*Fragmento proporcionado:*
Vida transformada en voz

Lo que hacemos, pensamos, decimos, omitimos… tiene implicaciones a favor o en contra del Reino y Sus intereses.

17 DE ENERO DE 2015 · 17:50

,

A los cristianos sigue costándonos borrar esa línea (o gran muralla) que nos hemos trazado entre lo que consideramos vida espiritual y nuestra vida cotidiana o vida secular, tal y como solemos llamarla. Seguimos, de alguna manera, creyendo que ambas son esferas independientes que se juntan en algunos momentos, primordialmente los domingos por la mañana, pero en el fondo también pensamos, aunque no siempre lo expresemos así, que es difícil integrar lo espiritual en lo cotidiano porque el mundo que nos ha tocado vivir es de todo menos espiritual. ¡Como si lo que nos rodeara debiera ser deseoso de espiritualidad para poder ser espirituales nosotros (si no, que se lo digan a algún que otro Daniel, por ejemplo)!

He de reconocer que me sigue chocando este tipo de creencia, tan arraigada a veces entre nosotros los cristianos, que hemos llegado a creernos el más potente argumento de nuestro mundo en contra del cristianismo: que está desfasado, que no tiene cabida en un tiempo como el nuestro con necesidades como las que tenemos hoy y que, en todo caso, ese Dios que decimos que existe hará bien con conformarse con las migajas de nuestro tiempo, porque realmente el hombre moderno es todo lo que puede permitirse dar en medio de su vorágine: migajas.

*Instrucciones:*
A) Según el artículo sobre la vida espiritual y la cotidiana, ¿en qué momento se juntan primordialmente ambas esferas?
B) Transcriba del artículo sobre la vida espiritual y la cotidiana todo lo que va desde "17 DE ENERO" hasta "Daniel, por ejemplo)!".
C) Prosiga el artículo sobre la vida espiritual y la cotidiana a partir de su última frase.
El listado no guarda relación alguna con el artículo sobre la vida espiritual y la cotidiana.

*Datos registrados:*
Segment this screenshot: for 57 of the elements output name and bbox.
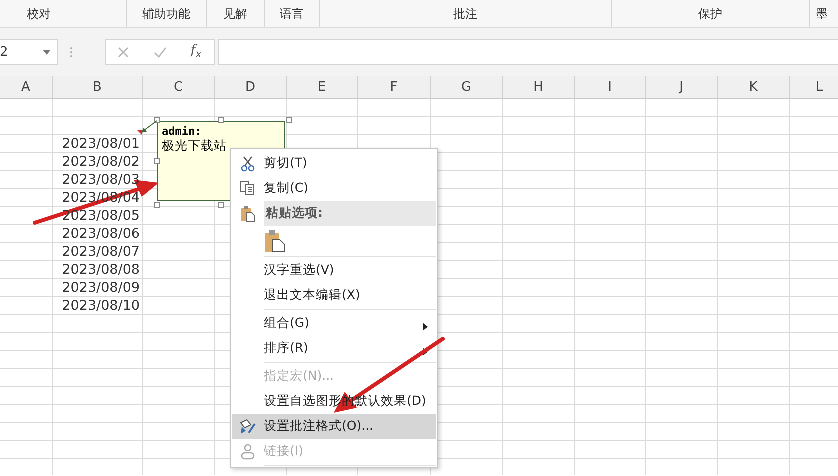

*Respuestas del ejercicio:*
A) Primordialmente los domingos por la mañana.

B)
17 DE ENERO DE 2015 · 17:50

,

A los cristianos sigue costándonos borrar esa línea (o gran muralla) que nos hemos trazado entre lo que consideramos vida espiritual y nuestra vida cotidiana o vida secular, tal y como solemos llamarla. Seguimos, de alguna manera, creyendo que ambas son esferas independientes que se juntan en algunos momentos, primordialmente los domingos por la mañana, pero en el fondo también pensamos, aunque no siempre lo expresemos así, que es difícil integrar lo espiritual en lo cotidiano porque el mundo que nos ha tocado vivir es de todo menos espiritual. ¡Como si lo que nos rodeara debiera ser deseoso de espiritualidad para poder ser espirituales nosotros (si no, que se lo digan a algún que otro Daniel, por ejemplo)!

C)
Esta mentalidad, cuando se asienta, toca todas las esferas de nuestra vida y lo hace poderosamente, aun siendo cristianos, limitando nuestro impacto en este mundo y también, por supuesto, nuestro crecimiento espiritual como hijos de Dios. Creer que lo espiritual está relegado solamente a la vida contemplativa y de meditación, por un lado, nos hace perder de vista la realidad de un Señor omnipresente que nos acompaña, que vive en nosotros, que está cerca a cada paso y en nosotros en todo momento, dado que habita con Su Espíritu en nuestros corazones. Siendo esto así, todo absolutamente en nuestra vida tiene, necesariamente, carácter espiritual, querámoslo o no. Hemos sido creados como seres espirituales, trascendentes en nuestros actos. Lo que hacemos, pensamos, decimos, omitimos… tiene implicaciones que son a favor o en contra del Reino y Sus intereses. Luego nada hay que no sea espiritual y pensar lo contrario nos desvía de ser luz y sal para este mundo.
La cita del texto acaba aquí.